RAW DATA ->
-=-=-=-=-

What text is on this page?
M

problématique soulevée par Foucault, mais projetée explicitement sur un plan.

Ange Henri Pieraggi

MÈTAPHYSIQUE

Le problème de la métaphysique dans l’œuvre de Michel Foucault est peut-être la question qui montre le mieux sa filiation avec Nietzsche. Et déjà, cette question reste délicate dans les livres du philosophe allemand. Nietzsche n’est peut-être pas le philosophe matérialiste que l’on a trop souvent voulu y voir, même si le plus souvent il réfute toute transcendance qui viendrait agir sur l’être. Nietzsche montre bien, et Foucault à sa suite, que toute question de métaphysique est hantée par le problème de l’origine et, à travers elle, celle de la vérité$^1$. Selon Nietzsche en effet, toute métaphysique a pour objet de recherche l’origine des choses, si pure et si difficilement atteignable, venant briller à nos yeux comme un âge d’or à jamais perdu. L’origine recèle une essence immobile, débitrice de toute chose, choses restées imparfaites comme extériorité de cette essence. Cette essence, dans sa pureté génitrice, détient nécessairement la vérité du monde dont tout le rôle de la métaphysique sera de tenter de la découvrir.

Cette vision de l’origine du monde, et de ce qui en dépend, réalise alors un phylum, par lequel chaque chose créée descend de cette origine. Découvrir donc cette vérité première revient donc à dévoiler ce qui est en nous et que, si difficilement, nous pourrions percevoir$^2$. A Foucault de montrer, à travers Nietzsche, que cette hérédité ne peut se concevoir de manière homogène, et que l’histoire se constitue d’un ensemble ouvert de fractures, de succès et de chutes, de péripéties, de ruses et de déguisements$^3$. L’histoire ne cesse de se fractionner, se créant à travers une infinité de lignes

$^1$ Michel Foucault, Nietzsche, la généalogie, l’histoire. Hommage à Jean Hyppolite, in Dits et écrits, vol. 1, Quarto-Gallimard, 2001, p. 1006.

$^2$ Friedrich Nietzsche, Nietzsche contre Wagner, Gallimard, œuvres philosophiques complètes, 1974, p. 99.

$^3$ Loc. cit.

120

-=-=-=-=-

JOB -> Copy out the data shown above without altering anything.

ANSWER BELOW ->
What text is on this page?
M

problématique soulevée par Foucault, mais projetée explicitement sur un plan.

Ange Henri Pieraggi

MÈTAPHYSIQUE

Le problème de la métaphysique dans l’œuvre de Michel Foucault est peut-être la question qui montre le mieux sa filiation avec Nietzsche. Et déjà, cette question reste délicate dans les livres du philosophe allemand. Nietzsche n’est peut-être pas le philosophe matérialiste que l’on a trop souvent voulu y voir, même si le plus souvent il réfute toute transcendance qui viendrait agir sur l’être. Nietzsche montre bien, et Foucault à sa suite, que toute question de métaphysique est hantée par le problème de l’origine et, à travers elle, celle de la vérité$^1$. Selon Nietzsche en effet, toute métaphysique a pour objet de recherche l’origine des choses, si pure et si difficilement atteignable, venant briller à nos yeux comme un âge d’or à jamais perdu. L’origine recèle une essence immobile, débitrice de toute chose, choses restées imparfaites comme extériorité de cette essence. Cette essence, dans sa pureté génitrice, détient nécessairement la vérité du monde dont tout le rôle de la métaphysique sera de tenter de la découvrir.

Cette vision de l’origine du monde, et de ce qui en dépend, réalise alors un phylum, par lequel chaque chose créée descend de cette origine. Découvrir donc cette vérité première revient donc à dévoiler ce qui est en nous et que, si difficilement, nous pourrions percevoir$^2$. A Foucault de montrer, à travers Nietzsche, que cette hérédité ne peut se concevoir de manière homogène, et que l’histoire se constitue d’un ensemble ouvert de fractures, de succès et de chutes, de péripéties, de ruses et de déguisements$^3$. L’histoire ne cesse de se fractionner, se créant à travers une infinité de lignes

$^1$ Michel Foucault, Nietzsche, la généalogie, l’histoire. Hommage à Jean Hyppolite, in Dits et écrits, vol. 1, Quarto-Gallimard, 2001, p. 1006.

$^2$ Friedrich Nietzsche, Nietzsche contre Wagner, Gallimard, œuvres philosophiques complètes, 1974, p. 99.

$^3$ Loc. cit.

120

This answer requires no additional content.